[Data entries]
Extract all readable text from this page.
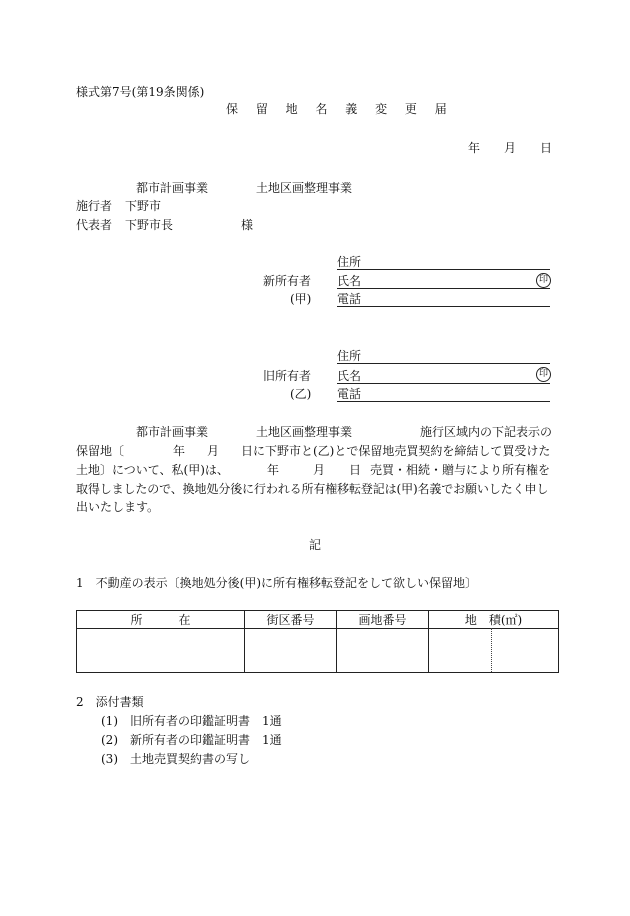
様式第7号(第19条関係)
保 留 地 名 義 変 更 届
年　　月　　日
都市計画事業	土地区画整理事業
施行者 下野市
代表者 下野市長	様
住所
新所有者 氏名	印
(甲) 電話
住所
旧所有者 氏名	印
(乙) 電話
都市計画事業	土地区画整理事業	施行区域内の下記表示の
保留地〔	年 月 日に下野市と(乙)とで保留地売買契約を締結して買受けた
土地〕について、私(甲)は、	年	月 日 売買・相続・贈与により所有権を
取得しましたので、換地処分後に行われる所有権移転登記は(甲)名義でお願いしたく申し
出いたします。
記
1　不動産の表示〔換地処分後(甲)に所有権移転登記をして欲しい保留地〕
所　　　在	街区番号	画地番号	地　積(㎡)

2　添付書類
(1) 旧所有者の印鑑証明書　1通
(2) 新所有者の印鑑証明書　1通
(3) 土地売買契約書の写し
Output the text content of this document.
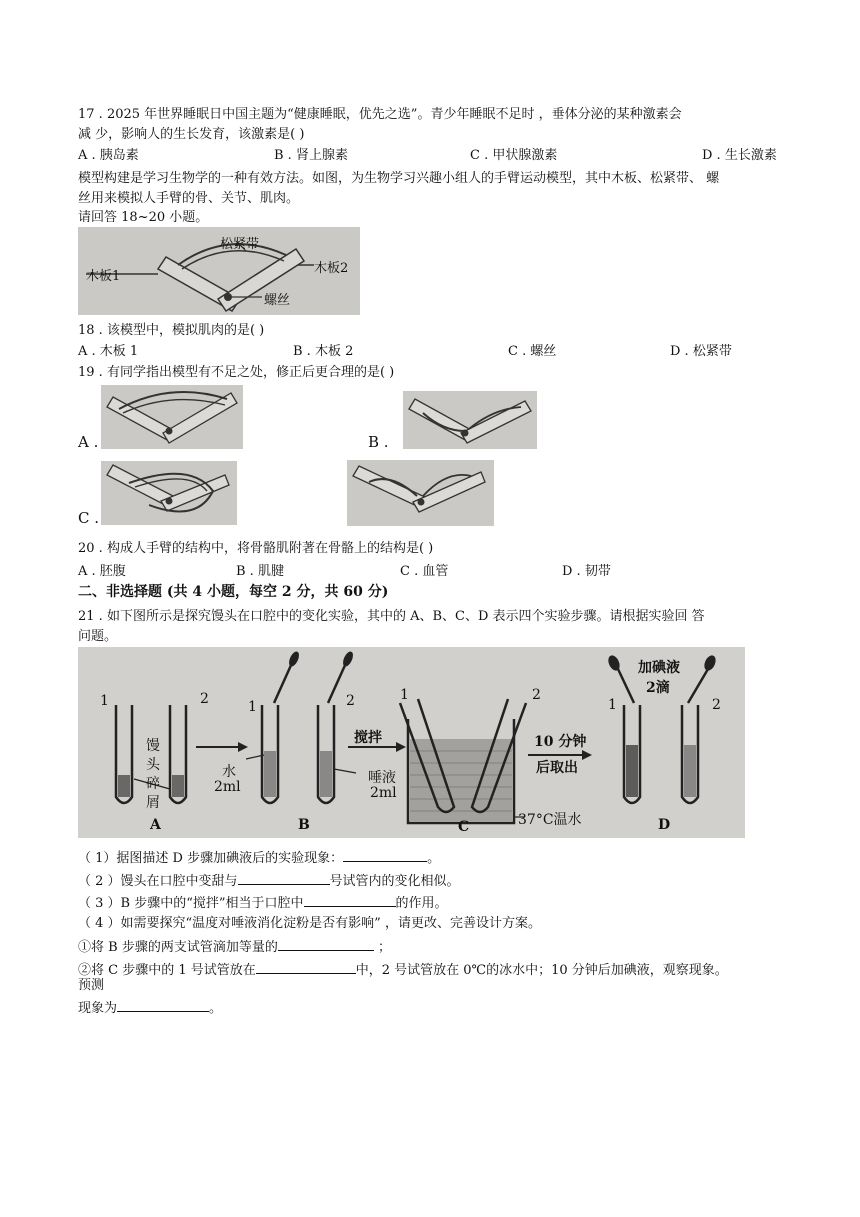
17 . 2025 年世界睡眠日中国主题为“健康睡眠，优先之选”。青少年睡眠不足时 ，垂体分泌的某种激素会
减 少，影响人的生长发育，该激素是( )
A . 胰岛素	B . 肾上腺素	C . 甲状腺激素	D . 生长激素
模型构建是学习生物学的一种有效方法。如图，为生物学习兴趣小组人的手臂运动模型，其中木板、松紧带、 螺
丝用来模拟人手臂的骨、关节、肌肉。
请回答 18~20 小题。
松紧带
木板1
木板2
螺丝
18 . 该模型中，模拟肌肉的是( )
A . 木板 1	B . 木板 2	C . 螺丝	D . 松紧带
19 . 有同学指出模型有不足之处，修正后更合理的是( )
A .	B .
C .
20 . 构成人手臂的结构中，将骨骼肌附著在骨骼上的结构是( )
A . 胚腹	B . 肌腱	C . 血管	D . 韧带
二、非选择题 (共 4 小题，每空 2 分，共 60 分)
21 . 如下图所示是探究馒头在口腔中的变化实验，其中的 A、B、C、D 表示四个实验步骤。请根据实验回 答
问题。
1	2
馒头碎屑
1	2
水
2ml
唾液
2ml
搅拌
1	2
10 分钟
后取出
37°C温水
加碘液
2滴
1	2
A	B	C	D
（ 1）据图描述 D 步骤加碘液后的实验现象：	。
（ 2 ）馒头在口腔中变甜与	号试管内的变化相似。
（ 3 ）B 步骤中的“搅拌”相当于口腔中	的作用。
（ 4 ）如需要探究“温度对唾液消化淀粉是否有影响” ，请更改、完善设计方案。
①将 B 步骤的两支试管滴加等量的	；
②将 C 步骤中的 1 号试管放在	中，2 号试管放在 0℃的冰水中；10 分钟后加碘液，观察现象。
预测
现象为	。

Task details >> Set down all the data again exactly as above, pictures excluded.

Answer to this problem >>
Extract all readable text from this page.
様式第7号(第19条関係)
保 留 地 名 義 変 更 届
年　　月　　日
都市計画事業	土地区画整理事業
施行者 下野市
代表者 下野市長	様
住所
新所有者 氏名	印
(甲) 電話
住所
旧所有者 氏名	印
(乙) 電話
都市計画事業	土地区画整理事業	施行区域内の下記表示の
保留地〔	年 月 日に下野市と(乙)とで保留地売買契約を締結して買受けた
土地〕について、私(甲)は、	年	月 日 売買・相続・贈与により所有権を
取得しましたので、換地処分後に行われる所有権移転登記は(甲)名義でお願いしたく申し
出いたします。
記
1　不動産の表示〔換地処分後(甲)に所有権移転登記をして欲しい保留地〕
所　　　在	街区番号	画地番号	地　積(㎡)

2　添付書類
(1) 旧所有者の印鑑証明書　1通
(2) 新所有者の印鑑証明書　1通
(3) 土地売買契約書の写し
Output the text content of this document.
17 . 2025 年世界睡眠日中国主题为“健康睡眠，优先之选”。青少年睡眠不足时 ，垂体分泌的某种激素会
减 少，影响人的生长发育，该激素是( )
A . 胰岛素	B . 肾上腺素	C . 甲状腺激素	D . 生长激素
模型构建是学习生物学的一种有效方法。如图，为生物学习兴趣小组人的手臂运动模型，其中木板、松紧带、 螺
丝用来模拟人手臂的骨、关节、肌肉。
请回答 18~20 小题。
松紧带
木板1
木板2
螺丝
18 . 该模型中，模拟肌肉的是( )
A . 木板 1	B . 木板 2	C . 螺丝	D . 松紧带
19 . 有同学指出模型有不足之处，修正后更合理的是( )
A .	B .
C .
20 . 构成人手臂的结构中，将骨骼肌附著在骨骼上的结构是( )
A . 胚腹	B . 肌腱	C . 血管	D . 韧带
二、非选择题 (共 4 小题，每空 2 分，共 60 分)
21 . 如下图所示是探究馒头在口腔中的变化实验，其中的 A、B、C、D 表示四个实验步骤。请根据实验回 答
问题。
1	2
馒头碎屑
1	2
水
2ml
唾液
2ml
搅拌
1	2
10 分钟
后取出
37°C温水
加碘液
2滴
1	2
A	B	C	D
（ 1）据图描述 D 步骤加碘液后的实验现象：	。
（ 2 ）馒头在口腔中变甜与	号试管内的变化相似。
（ 3 ）B 步骤中的“搅拌”相当于口腔中	的作用。
（ 4 ）如需要探究“温度对唾液消化淀粉是否有影响” ，请更改、完善设计方案。
①将 B 步骤的两支试管滴加等量的	；
②将 C 步骤中的 1 号试管放在	中，2 号试管放在 0℃的冰水中；10 分钟后加碘液，观察现象。
预测
现象为	。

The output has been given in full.